Dataset records on visual material:
┄┄┄┄┄┄┄┄┄┄
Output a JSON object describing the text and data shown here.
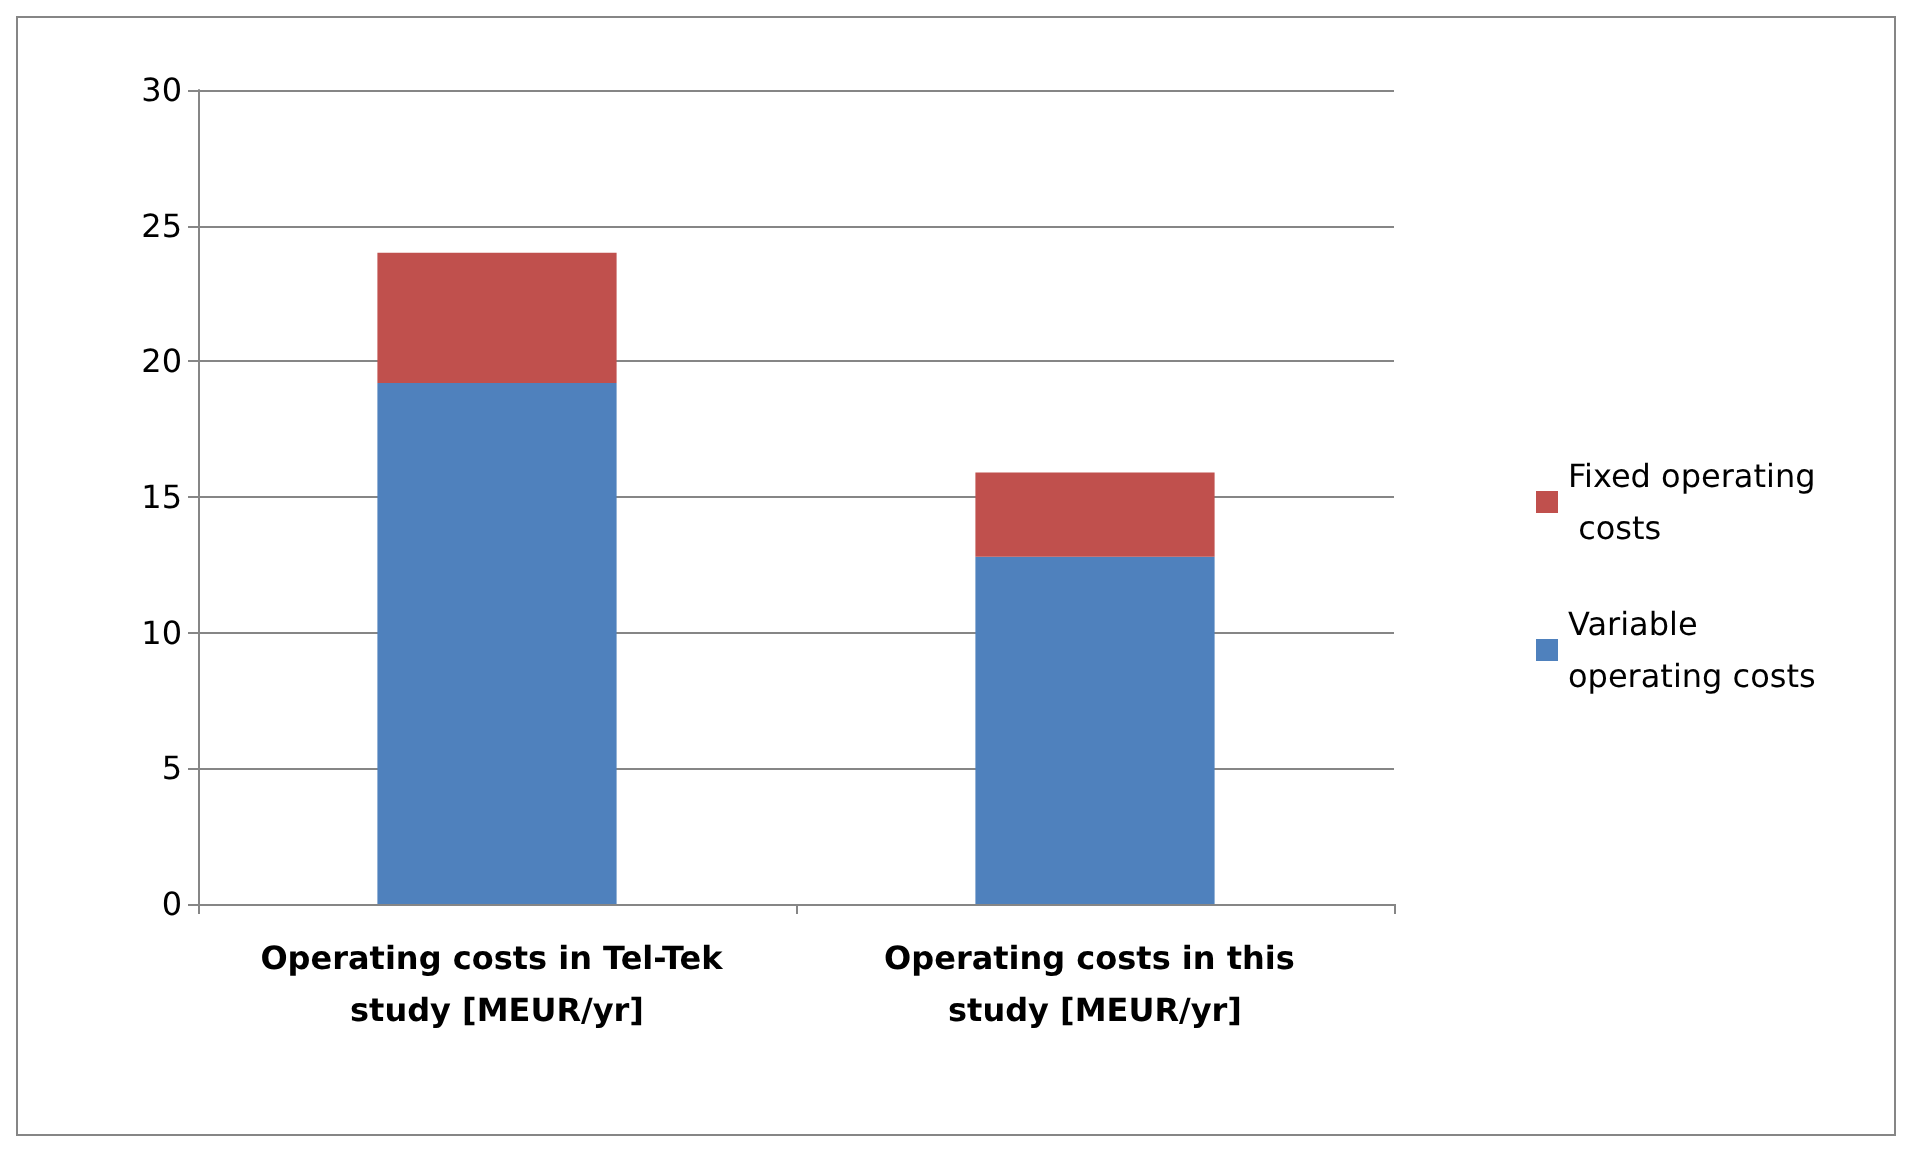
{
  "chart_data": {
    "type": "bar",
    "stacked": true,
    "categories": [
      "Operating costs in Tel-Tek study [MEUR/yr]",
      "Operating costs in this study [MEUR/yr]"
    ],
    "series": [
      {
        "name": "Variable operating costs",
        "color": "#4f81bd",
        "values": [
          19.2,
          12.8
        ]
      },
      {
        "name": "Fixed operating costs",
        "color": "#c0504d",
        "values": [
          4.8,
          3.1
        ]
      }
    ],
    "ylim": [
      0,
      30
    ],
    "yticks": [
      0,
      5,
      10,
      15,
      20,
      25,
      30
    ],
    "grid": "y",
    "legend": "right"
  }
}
┄┄┄┄┄┄┄┄┄┄
*WHAT THIS TASK INVOLVES*.
Restate the whole listing above exactly, please, omitting every image.

*SOLUTION FOR THIS TASK*.
Output a JSON object describing the text and data shown here.
{
  "chart_data": {
    "type": "bar",
    "stacked": true,
    "categories": [
      "Operating costs in Tel-Tek study [MEUR/yr]",
      "Operating costs in this study [MEUR/yr]"
    ],
    "series": [
      {
        "name": "Variable operating costs",
        "color": "#4f81bd",
        "values": [
          19.2,
          12.8
        ]
      },
      {
        "name": "Fixed operating costs",
        "color": "#c0504d",
        "values": [
          4.8,
          3.1
        ]
      }
    ],
    "ylim": [
      0,
      30
    ],
    "yticks": [
      0,
      5,
      10,
      15,
      20,
      25,
      30
    ],
    "grid": "y",
    "legend": "right"
  }
}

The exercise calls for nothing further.